#### Task details:
Reproduce this listing in full.

#### Data supplied:
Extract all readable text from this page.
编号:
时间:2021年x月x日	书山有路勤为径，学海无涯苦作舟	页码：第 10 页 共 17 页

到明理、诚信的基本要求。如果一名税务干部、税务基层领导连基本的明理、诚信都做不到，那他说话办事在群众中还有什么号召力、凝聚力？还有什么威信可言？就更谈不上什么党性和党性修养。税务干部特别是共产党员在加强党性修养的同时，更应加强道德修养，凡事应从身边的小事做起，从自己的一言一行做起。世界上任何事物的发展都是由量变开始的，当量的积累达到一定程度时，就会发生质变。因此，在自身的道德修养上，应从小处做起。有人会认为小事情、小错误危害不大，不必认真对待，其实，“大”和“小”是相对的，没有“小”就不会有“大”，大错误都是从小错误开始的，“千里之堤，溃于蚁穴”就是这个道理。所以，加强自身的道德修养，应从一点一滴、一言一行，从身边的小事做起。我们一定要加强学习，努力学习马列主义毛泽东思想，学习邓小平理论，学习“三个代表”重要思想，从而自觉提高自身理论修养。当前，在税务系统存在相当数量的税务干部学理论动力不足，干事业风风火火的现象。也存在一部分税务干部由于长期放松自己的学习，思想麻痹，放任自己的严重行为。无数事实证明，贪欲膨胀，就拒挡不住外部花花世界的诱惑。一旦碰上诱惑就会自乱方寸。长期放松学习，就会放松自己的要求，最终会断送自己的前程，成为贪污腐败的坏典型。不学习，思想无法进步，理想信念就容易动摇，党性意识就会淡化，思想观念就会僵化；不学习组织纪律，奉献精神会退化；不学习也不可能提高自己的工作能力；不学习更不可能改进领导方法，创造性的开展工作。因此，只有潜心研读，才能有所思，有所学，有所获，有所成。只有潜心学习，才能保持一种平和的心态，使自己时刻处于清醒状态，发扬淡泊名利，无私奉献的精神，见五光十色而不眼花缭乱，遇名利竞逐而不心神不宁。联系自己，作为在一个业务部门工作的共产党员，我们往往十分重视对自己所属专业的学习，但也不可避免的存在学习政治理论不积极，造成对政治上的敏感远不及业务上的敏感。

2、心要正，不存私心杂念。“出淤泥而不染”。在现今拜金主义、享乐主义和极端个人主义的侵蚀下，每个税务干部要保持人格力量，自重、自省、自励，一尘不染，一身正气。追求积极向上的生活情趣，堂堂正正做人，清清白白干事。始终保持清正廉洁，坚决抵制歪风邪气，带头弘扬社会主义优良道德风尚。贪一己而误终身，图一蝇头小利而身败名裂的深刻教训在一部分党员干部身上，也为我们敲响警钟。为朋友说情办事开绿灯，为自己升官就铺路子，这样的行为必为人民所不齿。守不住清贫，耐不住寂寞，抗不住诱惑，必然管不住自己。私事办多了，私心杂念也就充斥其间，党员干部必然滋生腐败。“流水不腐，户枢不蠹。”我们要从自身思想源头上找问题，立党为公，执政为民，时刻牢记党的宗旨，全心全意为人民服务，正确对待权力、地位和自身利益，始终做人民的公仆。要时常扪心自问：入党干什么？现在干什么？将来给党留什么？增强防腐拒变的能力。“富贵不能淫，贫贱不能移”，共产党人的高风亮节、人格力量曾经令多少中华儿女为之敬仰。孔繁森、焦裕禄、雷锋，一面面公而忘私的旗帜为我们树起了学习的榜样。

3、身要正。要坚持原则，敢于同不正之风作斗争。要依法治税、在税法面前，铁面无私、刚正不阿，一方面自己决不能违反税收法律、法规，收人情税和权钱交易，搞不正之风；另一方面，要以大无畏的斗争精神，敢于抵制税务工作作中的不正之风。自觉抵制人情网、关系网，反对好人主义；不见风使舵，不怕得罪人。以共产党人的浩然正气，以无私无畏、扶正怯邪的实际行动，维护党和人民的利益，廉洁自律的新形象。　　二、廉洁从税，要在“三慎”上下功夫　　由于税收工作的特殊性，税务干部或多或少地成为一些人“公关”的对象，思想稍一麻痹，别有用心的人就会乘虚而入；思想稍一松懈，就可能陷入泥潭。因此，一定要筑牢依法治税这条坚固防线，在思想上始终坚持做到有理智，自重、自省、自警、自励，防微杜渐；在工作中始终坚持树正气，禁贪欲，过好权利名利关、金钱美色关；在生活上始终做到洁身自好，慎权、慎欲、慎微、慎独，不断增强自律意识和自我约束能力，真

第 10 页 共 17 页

#### Full answer:
Extract all readable text from this page.
编号:
时间:2021年x月x日	书山有路勤为径，学海无涯苦作舟	页码：第 10 页 共 17 页

到明理、诚信的基本要求。如果一名税务干部、税务基层领导连基本的明理、诚信都做不到，那他说话办事在群众中还有什么号召力、凝聚力？还有什么威信可言？就更谈不上什么党性和党性修养。税务干部特别是共产党员在加强党性修养的同时，更应加强道德修养，凡事应从身边的小事做起，从自己的一言一行做起。世界上任何事物的发展都是由量变开始的，当量的积累达到一定程度时，就会发生质变。因此，在自身的道德修养上，应从小处做起。有人会认为小事情、小错误危害不大，不必认真对待，其实，“大”和“小”是相对的，没有“小”就不会有“大”，大错误都是从小错误开始的，“千里之堤，溃于蚁穴”就是这个道理。所以，加强自身的道德修养，应从一点一滴、一言一行，从身边的小事做起。我们一定要加强学习，努力学习马列主义毛泽东思想，学习邓小平理论，学习“三个代表”重要思想，从而自觉提高自身理论修养。当前，在税务系统存在相当数量的税务干部学理论动力不足，干事业风风火火的现象。也存在一部分税务干部由于长期放松自己的学习，思想麻痹，放任自己的严重行为。无数事实证明，贪欲膨胀，就拒挡不住外部花花世界的诱惑。一旦碰上诱惑就会自乱方寸。长期放松学习，就会放松自己的要求，最终会断送自己的前程，成为贪污腐败的坏典型。不学习，思想无法进步，理想信念就容易动摇，党性意识就会淡化，思想观念就会僵化；不学习组织纪律，奉献精神会退化；不学习也不可能提高自己的工作能力；不学习更不可能改进领导方法，创造性的开展工作。因此，只有潜心研读，才能有所思，有所学，有所获，有所成。只有潜心学习，才能保持一种平和的心态，使自己时刻处于清醒状态，发扬淡泊名利，无私奉献的精神，见五光十色而不眼花缭乱，遇名利竞逐而不心神不宁。联系自己，作为在一个业务部门工作的共产党员，我们往往十分重视对自己所属专业的学习，但也不可避免的存在学习政治理论不积极，造成对政治上的敏感远不及业务上的敏感。

2、心要正，不存私心杂念。“出淤泥而不染”。在现今拜金主义、享乐主义和极端个人主义的侵蚀下，每个税务干部要保持人格力量，自重、自省、自励，一尘不染，一身正气。追求积极向上的生活情趣，堂堂正正做人，清清白白干事。始终保持清正廉洁，坚决抵制歪风邪气，带头弘扬社会主义优良道德风尚。贪一己而误终身，图一蝇头小利而身败名裂的深刻教训在一部分党员干部身上，也为我们敲响警钟。为朋友说情办事开绿灯，为自己升官就铺路子，这样的行为必为人民所不齿。守不住清贫，耐不住寂寞，抗不住诱惑，必然管不住自己。私事办多了，私心杂念也就充斥其间，党员干部必然滋生腐败。“流水不腐，户枢不蠹。”我们要从自身思想源头上找问题，立党为公，执政为民，时刻牢记党的宗旨，全心全意为人民服务，正确对待权力、地位和自身利益，始终做人民的公仆。要时常扪心自问：入党干什么？现在干什么？将来给党留什么？增强防腐拒变的能力。“富贵不能淫，贫贱不能移”，共产党人的高风亮节、人格力量曾经令多少中华儿女为之敬仰。孔繁森、焦裕禄、雷锋，一面面公而忘私的旗帜为我们树起了学习的榜样。

3、身要正。要坚持原则，敢于同不正之风作斗争。要依法治税、在税法面前，铁面无私、刚正不阿，一方面自己决不能违反税收法律、法规，收人情税和权钱交易，搞不正之风；另一方面，要以大无畏的斗争精神，敢于抵制税务工作作中的不正之风。自觉抵制人情网、关系网，反对好人主义；不见风使舵，不怕得罪人。以共产党人的浩然正气，以无私无畏、扶正怯邪的实际行动，维护党和人民的利益，廉洁自律的新形象。　　二、廉洁从税，要在“三慎”上下功夫　　由于税收工作的特殊性，税务干部或多或少地成为一些人“公关”的对象，思想稍一麻痹，别有用心的人就会乘虚而入；思想稍一松懈，就可能陷入泥潭。因此，一定要筑牢依法治税这条坚固防线，在思想上始终坚持做到有理智，自重、自省、自警、自励，防微杜渐；在工作中始终坚持树正气，禁贪欲，过好权利名利关、金钱美色关；在生活上始终做到洁身自好，慎权、慎欲、慎微、慎独，不断增强自律意识和自我约束能力，真

第 10 页 共 17 页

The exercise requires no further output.